**RECORDS FOR THE TASK:**
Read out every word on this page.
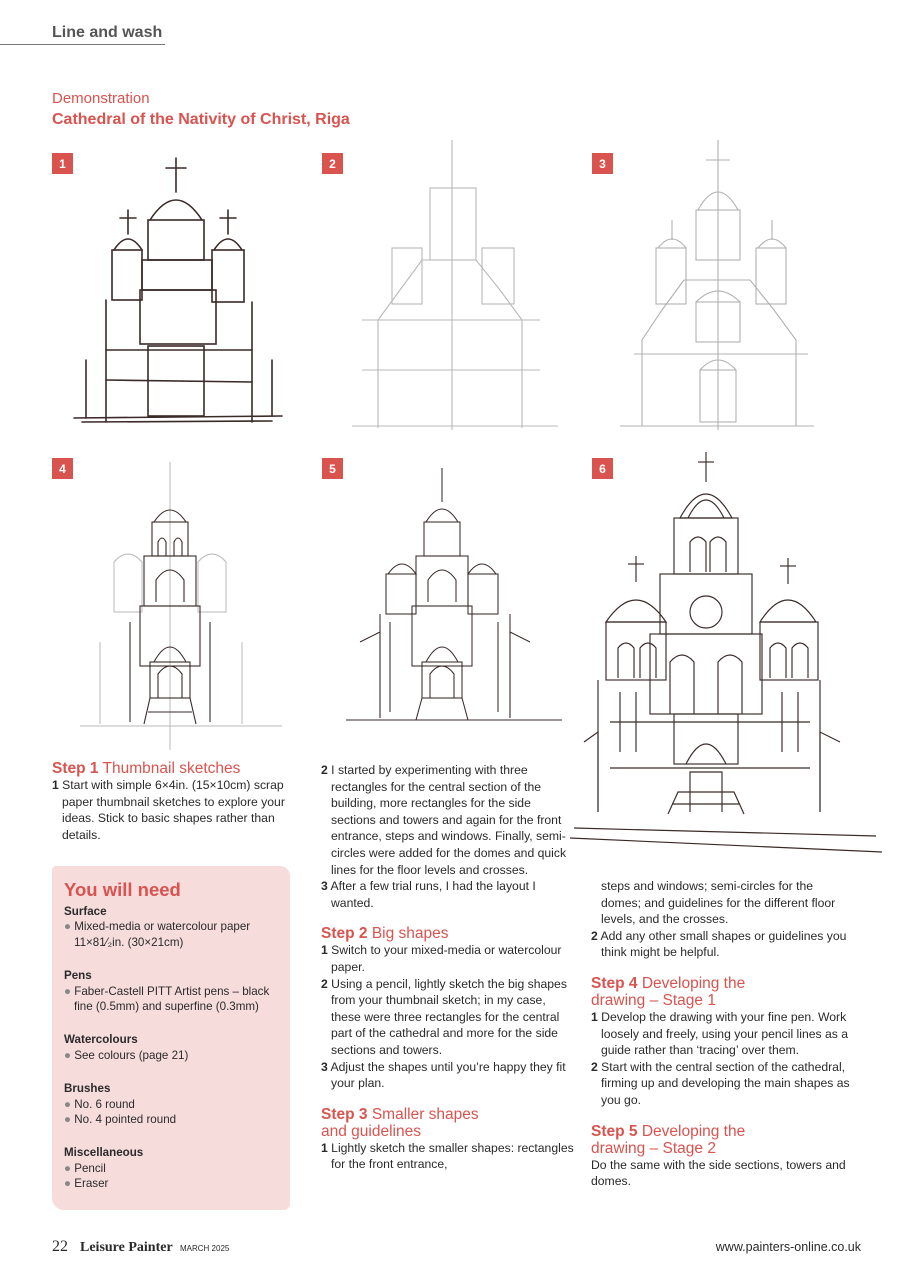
Line and wash
Demonstration
Cathedral of the Nativity of Christ, Riga
1	2	3
4	5	6

Step 1 Thumbnail sketches

1 Start with simple 6×4in. (15×10cm) scrap paper thumbnail sketches to explore your ideas. Stick to basic shapes rather than details.

You will need
Surface
● Mixed-media or watercolour paper 11×81⁄₂in. (30×21cm)
Pens
● Faber-Castell PITT Artist pens – black fine (0.5mm) and superfine (0.3mm)
Watercolours
● See colours (page 21)
Brushes
● No. 6 round
● No. 4 pointed round
Miscellaneous
● Pencil
● Eraser

2 I started by experimenting with three rectangles for the central section of the building, more rectangles for the side sections and towers and again for the front entrance, steps and windows. Finally, semi-circles were added for the domes and quick lines for the floor levels and crosses.

3 After a few trial runs, I had the layout I wanted.

Step 2 Big shapes

1 Switch to your mixed-media or watercolour paper.

2 Using a pencil, lightly sketch the big shapes from your thumbnail sketch; in my case, these were three rectangles for the central part of the cathedral and more for the side sections and towers.

3 Adjust the shapes until you’re happy they fit your plan.

Step 3 Smaller shapes and guidelines

1 Lightly sketch the smaller shapes: rectangles for the front entrance,

steps and windows; semi-circles for the domes; and guidelines for the different floor levels, and the crosses.

2 Add any other small shapes or guidelines you think might be helpful.

Step 4 Developing the drawing – Stage 1

1 Develop the drawing with your fine pen. Work loosely and freely, using your pencil lines as a guide rather than ‘tracing’ over them.

2 Start with the central section of the cathedral, firming up and developing the main shapes as you go.

Step 5 Developing the drawing – Stage 2

Do the same with the side sections, towers and domes.

22 Leisure Painter MARCH 2025	www.painters-online.co.uk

**EXERCISE DESCRIPTION:** Restate each entry word for word, leaving out any pictures.

**FINAL RESULT:**
Read out every word on this page.
Line and wash
Demonstration
Cathedral of the Nativity of Christ, Riga
1	2	3
4	5	6

Step 1 Thumbnail sketches

1 Start with simple 6×4in. (15×10cm) scrap paper thumbnail sketches to explore your ideas. Stick to basic shapes rather than details.

You will need
Surface
● Mixed-media or watercolour paper 11×81⁄₂in. (30×21cm)
Pens
● Faber-Castell PITT Artist pens – black fine (0.5mm) and superfine (0.3mm)
Watercolours
● See colours (page 21)
Brushes
● No. 6 round
● No. 4 pointed round
Miscellaneous
● Pencil
● Eraser

2 I started by experimenting with three rectangles for the central section of the building, more rectangles for the side sections and towers and again for the front entrance, steps and windows. Finally, semi-circles were added for the domes and quick lines for the floor levels and crosses.

3 After a few trial runs, I had the layout I wanted.

Step 2 Big shapes

1 Switch to your mixed-media or watercolour paper.

2 Using a pencil, lightly sketch the big shapes from your thumbnail sketch; in my case, these were three rectangles for the central part of the cathedral and more for the side sections and towers.

3 Adjust the shapes until you’re happy they fit your plan.

Step 3 Smaller shapes and guidelines

1 Lightly sketch the smaller shapes: rectangles for the front entrance,

steps and windows; semi-circles for the domes; and guidelines for the different floor levels, and the crosses.

2 Add any other small shapes or guidelines you think might be helpful.

Step 4 Developing the drawing – Stage 1

1 Develop the drawing with your fine pen. Work loosely and freely, using your pencil lines as a guide rather than ‘tracing’ over them.

2 Start with the central section of the cathedral, firming up and developing the main shapes as you go.

Step 5 Developing the drawing – Stage 2

Do the same with the side sections, towers and domes.

22 Leisure Painter MARCH 2025	www.painters-online.co.uk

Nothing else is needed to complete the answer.